- PROBLEMS AND TASKS -
**A)** In the IP VPN article, what are Infonet's four classes of service, from top to bottom?
**B)** Duplicate the part of the IP VPN article that opens with the words containing "Users demanding quality" and closes with "congested areas first.".

- TEXT -
● ● ● ● ● ● ●

Users demanding quality of service over their managed IP VPNs soon will have two more service options to consider from Infonet and Genuity.
The two companies later this month will separately introduce class-of-service options to their network-based IP VPN services that can be attractive to users because they lift the burden of installation and management of the WAN from network executives. Class-of-service options enable prioritization of traffic so delay-sensitive traffic gets through congested areas first.
Infonet and Genuity both serve customers internationally, with Genuity having a stronger U.S. network presence and Infonet stronger in other countries. Other providers of IP VPNs, such as AT&T, Broadwing, Equant and Savvis Communications, offer classes of service using a variety of technologies, says Steve Harris, an analyst with IDC. For some customers, these classes of service are critical.
"If you want to run voice or video over your network, you want classes of service," he says, because that traffic cannot tolerate delay and jitter.
How many classes of service a company needs depends on its size. Only the largest businesses need more than two, Harris says. "It's too cumbersome. With smaller IT staffs, most of the companies I'm talking to barely have time to check their firewall logs," he says. The largest companies with healthy staffs with time to analyze their traffic flows can benefit from the various prices available for the service classes, he says.
Infonet services
Infonet next week is introducing IP VPN Secure, which is built on the company's existing Multi-protocol Label Switching (MPLS)-based VPN service that runs over a network of Cisco switches and routers. The service also includes customer-site routers that Infonet manages. MPLS services have been popular with users because they let existing frame relay or ATM customers move from a point-to-point network architecture to a fully meshed architecture without the added costs. Traditionally, users were required to buy dedicated links to set up a meshed network, but MPLS lets users establish connectionless IP networks over the same frame infrastructure.
Infonet offers four classes of service called, from top to bottom, IP/RealTime, IP/Interactive, IP/LAN2LAN and IP/Access. These classes are established by marking packets using Differentiated Services (Diff-Serv) technology. Diff-Serv is an Internet Engineering Task Force-proposed standard that defines how to establish various service levels over a net.
IP/RealTime is meant for voice and video traffic; IP/Interactive is for demanding, critical applications such as CRM and enterprise resource planning; IP/LAN2LAN is for less-delay-sensitive applications; and IP/Access is for file transfers, e-mail, Web browsing and other noncritical traffic.
These four classes of service are offered in six packages that have varying mixes of service qualities. One package offers performance and price on a par with frame relay, two are less expensive, and three are more expensive but more responsive.
The service is available through 67 points of presence in the U.S. and 77 POPs in 52 other countries. The company would not reveal pricing.
Also by year-end, Infonet will offer a managed voice service over the MPLS VPN network and early next year will expand that to include a managed multimedia service. Customers could run voice and video over the network today but would have to manage the voice and video themselves.

● ● ● ● ● ● ●

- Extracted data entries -
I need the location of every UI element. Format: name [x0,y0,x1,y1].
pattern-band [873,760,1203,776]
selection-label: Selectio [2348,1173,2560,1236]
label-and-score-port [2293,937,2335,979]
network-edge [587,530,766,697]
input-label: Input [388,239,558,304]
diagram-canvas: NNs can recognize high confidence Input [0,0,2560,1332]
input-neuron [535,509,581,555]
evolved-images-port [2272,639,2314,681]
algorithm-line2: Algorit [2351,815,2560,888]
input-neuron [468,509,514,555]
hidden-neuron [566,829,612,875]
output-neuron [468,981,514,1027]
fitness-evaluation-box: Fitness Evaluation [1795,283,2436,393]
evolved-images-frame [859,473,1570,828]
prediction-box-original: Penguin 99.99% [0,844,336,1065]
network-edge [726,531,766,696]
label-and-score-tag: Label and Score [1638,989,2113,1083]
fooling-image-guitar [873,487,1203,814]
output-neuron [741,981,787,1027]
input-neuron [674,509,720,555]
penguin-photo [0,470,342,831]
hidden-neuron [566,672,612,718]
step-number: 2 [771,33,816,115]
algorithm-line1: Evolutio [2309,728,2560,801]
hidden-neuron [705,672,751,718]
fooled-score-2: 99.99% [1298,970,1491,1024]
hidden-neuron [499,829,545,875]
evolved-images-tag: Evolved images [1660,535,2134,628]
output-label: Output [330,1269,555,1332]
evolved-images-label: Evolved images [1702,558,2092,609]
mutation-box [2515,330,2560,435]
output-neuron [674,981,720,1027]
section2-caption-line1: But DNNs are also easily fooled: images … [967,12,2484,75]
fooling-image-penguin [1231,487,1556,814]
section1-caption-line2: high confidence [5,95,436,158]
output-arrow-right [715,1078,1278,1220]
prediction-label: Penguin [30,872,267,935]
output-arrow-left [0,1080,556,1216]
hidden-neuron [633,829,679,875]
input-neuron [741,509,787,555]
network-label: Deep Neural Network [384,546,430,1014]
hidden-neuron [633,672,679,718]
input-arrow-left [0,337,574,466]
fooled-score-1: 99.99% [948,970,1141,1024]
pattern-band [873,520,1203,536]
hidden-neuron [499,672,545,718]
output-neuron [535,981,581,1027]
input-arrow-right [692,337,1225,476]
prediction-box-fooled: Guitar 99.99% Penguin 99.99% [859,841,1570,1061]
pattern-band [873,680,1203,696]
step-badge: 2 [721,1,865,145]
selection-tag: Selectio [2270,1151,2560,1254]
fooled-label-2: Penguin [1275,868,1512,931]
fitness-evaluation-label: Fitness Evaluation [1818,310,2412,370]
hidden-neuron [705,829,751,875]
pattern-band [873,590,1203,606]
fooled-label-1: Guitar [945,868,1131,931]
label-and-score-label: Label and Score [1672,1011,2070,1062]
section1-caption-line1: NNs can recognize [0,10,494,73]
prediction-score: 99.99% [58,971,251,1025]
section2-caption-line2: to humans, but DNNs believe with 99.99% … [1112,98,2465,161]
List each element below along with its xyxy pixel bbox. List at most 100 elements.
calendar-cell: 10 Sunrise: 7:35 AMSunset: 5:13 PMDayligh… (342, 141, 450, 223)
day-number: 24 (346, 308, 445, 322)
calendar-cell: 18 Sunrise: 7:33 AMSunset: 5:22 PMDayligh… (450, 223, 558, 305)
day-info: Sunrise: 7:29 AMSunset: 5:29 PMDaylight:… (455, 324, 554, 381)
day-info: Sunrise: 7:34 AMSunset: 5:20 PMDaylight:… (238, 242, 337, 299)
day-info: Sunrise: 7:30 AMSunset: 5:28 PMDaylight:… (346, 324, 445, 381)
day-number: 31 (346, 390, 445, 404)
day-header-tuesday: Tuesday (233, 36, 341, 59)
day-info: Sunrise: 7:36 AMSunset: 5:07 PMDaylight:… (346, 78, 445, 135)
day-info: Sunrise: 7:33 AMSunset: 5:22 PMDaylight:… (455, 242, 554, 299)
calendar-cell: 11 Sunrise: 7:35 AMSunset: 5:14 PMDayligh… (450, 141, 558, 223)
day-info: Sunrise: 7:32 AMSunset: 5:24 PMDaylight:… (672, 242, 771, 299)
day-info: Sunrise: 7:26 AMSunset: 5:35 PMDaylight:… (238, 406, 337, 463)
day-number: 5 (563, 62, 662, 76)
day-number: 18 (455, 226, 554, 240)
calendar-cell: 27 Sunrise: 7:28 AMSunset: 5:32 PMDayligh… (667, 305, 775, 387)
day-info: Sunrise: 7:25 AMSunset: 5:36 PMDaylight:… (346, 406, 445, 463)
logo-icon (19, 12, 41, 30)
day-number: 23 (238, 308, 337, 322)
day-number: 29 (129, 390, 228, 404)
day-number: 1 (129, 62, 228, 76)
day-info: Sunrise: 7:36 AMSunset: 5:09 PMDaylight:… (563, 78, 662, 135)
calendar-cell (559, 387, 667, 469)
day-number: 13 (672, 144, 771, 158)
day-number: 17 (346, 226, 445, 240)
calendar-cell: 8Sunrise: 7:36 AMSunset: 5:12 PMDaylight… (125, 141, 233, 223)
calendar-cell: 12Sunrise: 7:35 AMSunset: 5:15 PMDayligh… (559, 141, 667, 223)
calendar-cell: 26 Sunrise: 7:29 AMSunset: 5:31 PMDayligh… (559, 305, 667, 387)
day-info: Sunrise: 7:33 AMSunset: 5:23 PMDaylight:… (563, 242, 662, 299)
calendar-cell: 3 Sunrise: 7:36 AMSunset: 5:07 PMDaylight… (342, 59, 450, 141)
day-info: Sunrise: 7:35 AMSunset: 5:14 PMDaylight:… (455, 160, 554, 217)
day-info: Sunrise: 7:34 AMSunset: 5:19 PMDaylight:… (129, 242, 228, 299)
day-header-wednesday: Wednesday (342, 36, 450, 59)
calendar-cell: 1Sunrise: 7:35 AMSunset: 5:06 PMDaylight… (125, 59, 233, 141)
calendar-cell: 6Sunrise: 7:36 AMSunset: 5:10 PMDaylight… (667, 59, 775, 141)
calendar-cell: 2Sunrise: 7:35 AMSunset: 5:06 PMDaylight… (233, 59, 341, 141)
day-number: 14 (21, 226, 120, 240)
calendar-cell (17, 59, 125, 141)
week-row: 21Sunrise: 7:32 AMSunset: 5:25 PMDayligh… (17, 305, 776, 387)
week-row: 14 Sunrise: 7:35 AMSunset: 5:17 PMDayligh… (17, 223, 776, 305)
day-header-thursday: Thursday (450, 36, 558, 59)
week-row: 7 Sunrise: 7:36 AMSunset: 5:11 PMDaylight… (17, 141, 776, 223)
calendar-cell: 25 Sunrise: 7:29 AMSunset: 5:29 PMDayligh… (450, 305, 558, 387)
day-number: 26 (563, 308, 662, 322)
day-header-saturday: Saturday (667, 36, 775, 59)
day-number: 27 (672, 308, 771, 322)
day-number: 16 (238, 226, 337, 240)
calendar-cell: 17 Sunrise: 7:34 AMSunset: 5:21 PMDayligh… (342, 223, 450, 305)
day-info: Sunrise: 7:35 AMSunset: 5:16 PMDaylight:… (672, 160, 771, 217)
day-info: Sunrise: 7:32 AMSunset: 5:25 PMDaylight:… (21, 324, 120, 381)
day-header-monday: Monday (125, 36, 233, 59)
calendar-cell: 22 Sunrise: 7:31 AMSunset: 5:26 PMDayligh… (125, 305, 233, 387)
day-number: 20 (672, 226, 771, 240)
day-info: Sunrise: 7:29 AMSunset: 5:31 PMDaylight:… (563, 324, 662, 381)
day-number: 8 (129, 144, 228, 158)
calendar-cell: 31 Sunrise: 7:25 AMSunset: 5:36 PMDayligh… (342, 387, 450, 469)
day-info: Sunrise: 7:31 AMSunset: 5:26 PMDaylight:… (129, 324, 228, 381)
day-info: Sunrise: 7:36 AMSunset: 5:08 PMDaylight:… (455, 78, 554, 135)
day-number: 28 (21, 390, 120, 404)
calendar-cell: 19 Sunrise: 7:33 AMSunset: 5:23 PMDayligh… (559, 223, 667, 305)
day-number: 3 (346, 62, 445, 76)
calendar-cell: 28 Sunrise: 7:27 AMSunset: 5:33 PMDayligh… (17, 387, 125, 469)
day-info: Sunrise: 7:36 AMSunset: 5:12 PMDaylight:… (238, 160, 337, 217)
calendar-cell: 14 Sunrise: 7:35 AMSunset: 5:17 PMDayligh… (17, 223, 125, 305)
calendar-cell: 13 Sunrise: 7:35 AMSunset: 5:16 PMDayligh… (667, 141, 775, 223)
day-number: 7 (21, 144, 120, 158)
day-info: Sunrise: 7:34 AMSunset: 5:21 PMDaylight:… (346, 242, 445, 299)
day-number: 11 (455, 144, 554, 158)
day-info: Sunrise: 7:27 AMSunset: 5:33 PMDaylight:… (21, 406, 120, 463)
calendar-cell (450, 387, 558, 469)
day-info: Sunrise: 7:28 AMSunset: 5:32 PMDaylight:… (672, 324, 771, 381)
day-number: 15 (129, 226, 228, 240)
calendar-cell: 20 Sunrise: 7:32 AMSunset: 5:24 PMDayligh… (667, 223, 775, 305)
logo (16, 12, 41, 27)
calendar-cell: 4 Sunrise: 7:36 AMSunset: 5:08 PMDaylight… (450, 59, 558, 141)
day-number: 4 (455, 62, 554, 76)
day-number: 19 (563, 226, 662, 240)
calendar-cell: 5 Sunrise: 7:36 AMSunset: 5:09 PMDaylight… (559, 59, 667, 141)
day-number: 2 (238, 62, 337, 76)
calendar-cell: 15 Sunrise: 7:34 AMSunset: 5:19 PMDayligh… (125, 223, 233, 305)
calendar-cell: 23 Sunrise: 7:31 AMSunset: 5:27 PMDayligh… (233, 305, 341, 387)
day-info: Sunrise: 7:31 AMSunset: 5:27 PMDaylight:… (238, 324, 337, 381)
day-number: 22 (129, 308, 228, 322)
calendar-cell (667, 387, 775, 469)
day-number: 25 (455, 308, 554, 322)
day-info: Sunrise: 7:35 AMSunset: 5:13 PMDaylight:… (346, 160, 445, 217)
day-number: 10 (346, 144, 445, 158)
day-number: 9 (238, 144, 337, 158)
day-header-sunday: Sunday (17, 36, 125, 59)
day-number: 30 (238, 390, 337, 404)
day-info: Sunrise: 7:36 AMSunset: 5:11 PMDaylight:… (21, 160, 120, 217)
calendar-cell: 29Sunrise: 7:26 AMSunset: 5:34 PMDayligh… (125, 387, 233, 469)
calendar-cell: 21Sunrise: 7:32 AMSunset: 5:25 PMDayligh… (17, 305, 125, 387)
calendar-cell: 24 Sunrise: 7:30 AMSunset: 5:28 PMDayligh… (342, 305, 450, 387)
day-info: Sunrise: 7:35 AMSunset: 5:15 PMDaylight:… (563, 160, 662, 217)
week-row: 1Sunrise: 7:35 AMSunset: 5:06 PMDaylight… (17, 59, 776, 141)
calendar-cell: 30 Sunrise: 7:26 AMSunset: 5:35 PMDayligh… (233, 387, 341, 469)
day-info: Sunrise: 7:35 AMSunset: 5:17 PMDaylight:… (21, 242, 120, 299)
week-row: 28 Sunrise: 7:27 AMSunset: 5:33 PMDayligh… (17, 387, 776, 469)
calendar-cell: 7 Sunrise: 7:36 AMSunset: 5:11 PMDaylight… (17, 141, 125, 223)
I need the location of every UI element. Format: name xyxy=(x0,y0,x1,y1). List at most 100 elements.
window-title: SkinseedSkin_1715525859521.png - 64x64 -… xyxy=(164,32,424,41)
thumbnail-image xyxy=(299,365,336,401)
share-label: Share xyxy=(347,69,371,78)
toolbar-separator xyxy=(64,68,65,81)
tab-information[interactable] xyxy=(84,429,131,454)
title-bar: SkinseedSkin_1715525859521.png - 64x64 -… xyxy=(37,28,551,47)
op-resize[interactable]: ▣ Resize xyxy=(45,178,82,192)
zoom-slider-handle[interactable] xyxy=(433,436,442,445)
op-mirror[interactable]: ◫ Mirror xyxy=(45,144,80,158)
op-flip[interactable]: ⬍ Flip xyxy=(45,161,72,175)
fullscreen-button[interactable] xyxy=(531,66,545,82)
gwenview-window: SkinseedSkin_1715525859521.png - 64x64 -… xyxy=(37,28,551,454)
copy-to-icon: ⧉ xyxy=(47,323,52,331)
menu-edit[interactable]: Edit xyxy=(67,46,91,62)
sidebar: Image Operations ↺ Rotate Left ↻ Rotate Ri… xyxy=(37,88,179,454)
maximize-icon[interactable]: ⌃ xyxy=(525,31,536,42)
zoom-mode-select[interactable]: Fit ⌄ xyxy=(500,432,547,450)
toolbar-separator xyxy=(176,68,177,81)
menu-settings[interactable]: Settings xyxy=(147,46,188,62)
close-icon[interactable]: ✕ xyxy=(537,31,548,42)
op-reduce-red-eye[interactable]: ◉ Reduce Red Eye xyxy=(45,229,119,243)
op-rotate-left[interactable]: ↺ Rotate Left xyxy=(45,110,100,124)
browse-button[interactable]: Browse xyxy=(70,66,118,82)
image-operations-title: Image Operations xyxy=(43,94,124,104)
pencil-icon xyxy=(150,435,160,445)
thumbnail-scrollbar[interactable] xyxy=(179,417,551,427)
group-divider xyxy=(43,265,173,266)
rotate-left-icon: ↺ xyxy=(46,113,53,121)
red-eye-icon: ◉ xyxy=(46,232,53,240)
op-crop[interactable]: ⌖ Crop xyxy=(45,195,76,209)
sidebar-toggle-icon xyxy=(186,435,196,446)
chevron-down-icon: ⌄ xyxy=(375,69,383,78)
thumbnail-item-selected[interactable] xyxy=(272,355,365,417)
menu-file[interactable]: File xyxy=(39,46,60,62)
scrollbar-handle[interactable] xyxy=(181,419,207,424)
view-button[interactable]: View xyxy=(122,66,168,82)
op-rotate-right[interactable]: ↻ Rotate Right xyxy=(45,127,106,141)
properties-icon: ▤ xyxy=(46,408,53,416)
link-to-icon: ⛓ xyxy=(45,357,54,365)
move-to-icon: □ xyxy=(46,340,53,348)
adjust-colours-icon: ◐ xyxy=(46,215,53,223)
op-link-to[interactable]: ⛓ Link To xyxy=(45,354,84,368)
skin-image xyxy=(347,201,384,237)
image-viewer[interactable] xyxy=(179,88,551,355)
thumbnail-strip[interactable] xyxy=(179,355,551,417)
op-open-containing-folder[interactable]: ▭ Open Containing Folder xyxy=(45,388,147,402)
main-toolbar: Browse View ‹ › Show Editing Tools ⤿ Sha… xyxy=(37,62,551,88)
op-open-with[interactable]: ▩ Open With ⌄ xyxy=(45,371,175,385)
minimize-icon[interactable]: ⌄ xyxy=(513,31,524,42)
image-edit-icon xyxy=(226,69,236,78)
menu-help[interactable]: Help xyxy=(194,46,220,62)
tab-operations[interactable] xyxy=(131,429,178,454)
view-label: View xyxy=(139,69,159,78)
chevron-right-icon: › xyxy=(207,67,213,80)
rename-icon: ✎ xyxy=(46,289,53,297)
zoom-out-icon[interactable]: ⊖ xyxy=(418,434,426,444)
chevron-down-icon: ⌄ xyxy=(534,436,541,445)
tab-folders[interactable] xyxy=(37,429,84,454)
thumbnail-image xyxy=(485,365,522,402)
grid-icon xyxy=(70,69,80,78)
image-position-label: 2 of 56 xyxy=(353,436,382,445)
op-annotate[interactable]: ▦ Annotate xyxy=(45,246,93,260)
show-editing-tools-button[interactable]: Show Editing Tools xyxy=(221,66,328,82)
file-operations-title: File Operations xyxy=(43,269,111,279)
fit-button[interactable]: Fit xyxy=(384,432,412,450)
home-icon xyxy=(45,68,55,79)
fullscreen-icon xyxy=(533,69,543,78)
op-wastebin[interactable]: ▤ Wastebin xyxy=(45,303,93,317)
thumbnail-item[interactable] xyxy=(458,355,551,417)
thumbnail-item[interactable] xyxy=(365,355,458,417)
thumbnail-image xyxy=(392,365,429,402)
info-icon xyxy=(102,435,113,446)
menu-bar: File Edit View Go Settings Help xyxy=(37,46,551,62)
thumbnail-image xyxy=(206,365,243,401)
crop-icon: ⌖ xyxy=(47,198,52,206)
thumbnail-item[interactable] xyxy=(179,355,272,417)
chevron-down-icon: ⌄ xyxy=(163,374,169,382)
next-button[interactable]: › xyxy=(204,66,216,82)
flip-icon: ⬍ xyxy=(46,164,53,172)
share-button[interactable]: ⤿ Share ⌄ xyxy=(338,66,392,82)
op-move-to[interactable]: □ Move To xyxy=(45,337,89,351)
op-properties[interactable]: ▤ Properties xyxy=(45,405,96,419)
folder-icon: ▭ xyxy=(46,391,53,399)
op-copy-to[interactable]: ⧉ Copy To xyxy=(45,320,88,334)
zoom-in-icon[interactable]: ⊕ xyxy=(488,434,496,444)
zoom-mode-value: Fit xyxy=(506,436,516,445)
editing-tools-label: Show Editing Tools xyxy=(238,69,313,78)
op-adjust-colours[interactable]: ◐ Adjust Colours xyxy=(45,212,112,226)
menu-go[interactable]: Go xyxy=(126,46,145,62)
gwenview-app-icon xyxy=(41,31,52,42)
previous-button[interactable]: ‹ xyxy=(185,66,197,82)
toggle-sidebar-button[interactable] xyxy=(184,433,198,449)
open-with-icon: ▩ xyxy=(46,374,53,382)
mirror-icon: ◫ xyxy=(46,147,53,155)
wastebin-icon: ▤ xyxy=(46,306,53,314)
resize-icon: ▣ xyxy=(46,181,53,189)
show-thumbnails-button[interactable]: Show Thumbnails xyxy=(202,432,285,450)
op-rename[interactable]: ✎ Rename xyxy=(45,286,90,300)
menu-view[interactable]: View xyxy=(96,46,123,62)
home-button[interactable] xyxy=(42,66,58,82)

● ● ● ● ● ● ●

- ANSWERS FOR THE EXERCISE -
**A)** IP/RealTime, IP/Interactive, IP/LAN2LAN and IP/Access.

**B)**
Users demanding quality of service over their managed IP VPNs soon will have two more service options to consider from Infonet and Genuity.
The two companies later this month will separately introduce class-of-service options to their network-based IP VPN services that can be attractive to users because they lift the burden of installation and management of the WAN from network executives. Class-of-service options enable prioritization of traffic so delay-sensitive traffic gets through congested areas first.